Exercise directions
Your task is to transcribe the data in full.

☆ ☆ ☆ ☆

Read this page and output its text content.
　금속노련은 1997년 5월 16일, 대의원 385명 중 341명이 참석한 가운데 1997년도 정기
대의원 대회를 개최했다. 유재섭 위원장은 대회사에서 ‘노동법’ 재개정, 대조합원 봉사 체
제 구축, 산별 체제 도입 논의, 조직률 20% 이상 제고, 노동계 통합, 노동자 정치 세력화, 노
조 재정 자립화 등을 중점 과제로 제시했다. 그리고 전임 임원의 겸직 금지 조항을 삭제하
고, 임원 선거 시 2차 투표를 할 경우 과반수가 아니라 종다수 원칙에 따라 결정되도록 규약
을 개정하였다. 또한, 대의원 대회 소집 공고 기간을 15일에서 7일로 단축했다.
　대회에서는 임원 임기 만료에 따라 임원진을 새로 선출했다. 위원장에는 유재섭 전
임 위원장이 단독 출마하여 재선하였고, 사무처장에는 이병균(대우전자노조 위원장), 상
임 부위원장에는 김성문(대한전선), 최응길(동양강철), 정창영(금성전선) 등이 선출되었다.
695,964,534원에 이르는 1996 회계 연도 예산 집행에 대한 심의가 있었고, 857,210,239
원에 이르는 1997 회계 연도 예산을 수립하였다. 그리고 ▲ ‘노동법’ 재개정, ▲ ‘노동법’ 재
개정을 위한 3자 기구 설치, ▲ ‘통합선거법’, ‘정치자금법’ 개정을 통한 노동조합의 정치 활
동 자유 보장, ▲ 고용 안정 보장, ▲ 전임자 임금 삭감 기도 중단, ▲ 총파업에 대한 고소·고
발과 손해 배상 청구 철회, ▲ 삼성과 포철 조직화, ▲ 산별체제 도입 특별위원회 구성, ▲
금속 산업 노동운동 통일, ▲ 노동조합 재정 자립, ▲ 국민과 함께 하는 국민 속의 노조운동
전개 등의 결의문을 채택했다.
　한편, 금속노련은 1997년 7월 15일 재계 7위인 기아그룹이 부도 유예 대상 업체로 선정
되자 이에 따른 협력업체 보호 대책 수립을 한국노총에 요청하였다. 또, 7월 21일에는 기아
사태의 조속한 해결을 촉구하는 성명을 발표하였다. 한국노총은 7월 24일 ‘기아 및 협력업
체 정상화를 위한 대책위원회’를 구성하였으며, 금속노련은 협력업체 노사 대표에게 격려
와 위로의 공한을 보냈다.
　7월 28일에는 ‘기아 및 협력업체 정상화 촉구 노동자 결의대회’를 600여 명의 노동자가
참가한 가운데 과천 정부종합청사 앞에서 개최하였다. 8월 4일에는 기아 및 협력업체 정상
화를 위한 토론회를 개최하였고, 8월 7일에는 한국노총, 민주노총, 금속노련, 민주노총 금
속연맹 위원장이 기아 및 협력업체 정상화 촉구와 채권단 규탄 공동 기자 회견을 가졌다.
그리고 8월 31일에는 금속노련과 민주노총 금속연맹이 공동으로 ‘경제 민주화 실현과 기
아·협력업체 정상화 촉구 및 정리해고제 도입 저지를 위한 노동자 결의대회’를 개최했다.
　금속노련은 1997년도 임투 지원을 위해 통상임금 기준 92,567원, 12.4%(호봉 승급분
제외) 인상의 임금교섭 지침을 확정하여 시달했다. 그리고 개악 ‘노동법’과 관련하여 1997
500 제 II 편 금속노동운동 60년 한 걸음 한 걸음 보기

☆ ☆ ☆ ☆

Result of the exercise
Read this page and output its text content.
　금속노련은 1997년 5월 16일, 대의원 385명 중 341명이 참석한 가운데 1997년도 정기
대의원 대회를 개최했다. 유재섭 위원장은 대회사에서 ‘노동법’ 재개정, 대조합원 봉사 체
제 구축, 산별 체제 도입 논의, 조직률 20% 이상 제고, 노동계 통합, 노동자 정치 세력화, 노
조 재정 자립화 등을 중점 과제로 제시했다. 그리고 전임 임원의 겸직 금지 조항을 삭제하
고, 임원 선거 시 2차 투표를 할 경우 과반수가 아니라 종다수 원칙에 따라 결정되도록 규약
을 개정하였다. 또한, 대의원 대회 소집 공고 기간을 15일에서 7일로 단축했다.
　대회에서는 임원 임기 만료에 따라 임원진을 새로 선출했다. 위원장에는 유재섭 전
임 위원장이 단독 출마하여 재선하였고, 사무처장에는 이병균(대우전자노조 위원장), 상
임 부위원장에는 김성문(대한전선), 최응길(동양강철), 정창영(금성전선) 등이 선출되었다.
695,964,534원에 이르는 1996 회계 연도 예산 집행에 대한 심의가 있었고, 857,210,239
원에 이르는 1997 회계 연도 예산을 수립하였다. 그리고 ▲ ‘노동법’ 재개정, ▲ ‘노동법’ 재
개정을 위한 3자 기구 설치, ▲ ‘통합선거법’, ‘정치자금법’ 개정을 통한 노동조합의 정치 활
동 자유 보장, ▲ 고용 안정 보장, ▲ 전임자 임금 삭감 기도 중단, ▲ 총파업에 대한 고소·고
발과 손해 배상 청구 철회, ▲ 삼성과 포철 조직화, ▲ 산별체제 도입 특별위원회 구성, ▲
금속 산업 노동운동 통일, ▲ 노동조합 재정 자립, ▲ 국민과 함께 하는 국민 속의 노조운동
전개 등의 결의문을 채택했다.
　한편, 금속노련은 1997년 7월 15일 재계 7위인 기아그룹이 부도 유예 대상 업체로 선정
되자 이에 따른 협력업체 보호 대책 수립을 한국노총에 요청하였다. 또, 7월 21일에는 기아
사태의 조속한 해결을 촉구하는 성명을 발표하였다. 한국노총은 7월 24일 ‘기아 및 협력업
체 정상화를 위한 대책위원회’를 구성하였으며, 금속노련은 협력업체 노사 대표에게 격려
와 위로의 공한을 보냈다.
　7월 28일에는 ‘기아 및 협력업체 정상화 촉구 노동자 결의대회’를 600여 명의 노동자가
참가한 가운데 과천 정부종합청사 앞에서 개최하였다. 8월 4일에는 기아 및 협력업체 정상
화를 위한 토론회를 개최하였고, 8월 7일에는 한국노총, 민주노총, 금속노련, 민주노총 금
속연맹 위원장이 기아 및 협력업체 정상화 촉구와 채권단 규탄 공동 기자 회견을 가졌다.
그리고 8월 31일에는 금속노련과 민주노총 금속연맹이 공동으로 ‘경제 민주화 실현과 기
아·협력업체 정상화 촉구 및 정리해고제 도입 저지를 위한 노동자 결의대회’를 개최했다.
　금속노련은 1997년도 임투 지원을 위해 통상임금 기준 92,567원, 12.4%(호봉 승급분
제외) 인상의 임금교섭 지침을 확정하여 시달했다. 그리고 개악 ‘노동법’과 관련하여 1997
500 제 II 편 금속노동운동 60년 한 걸음 한 걸음 보기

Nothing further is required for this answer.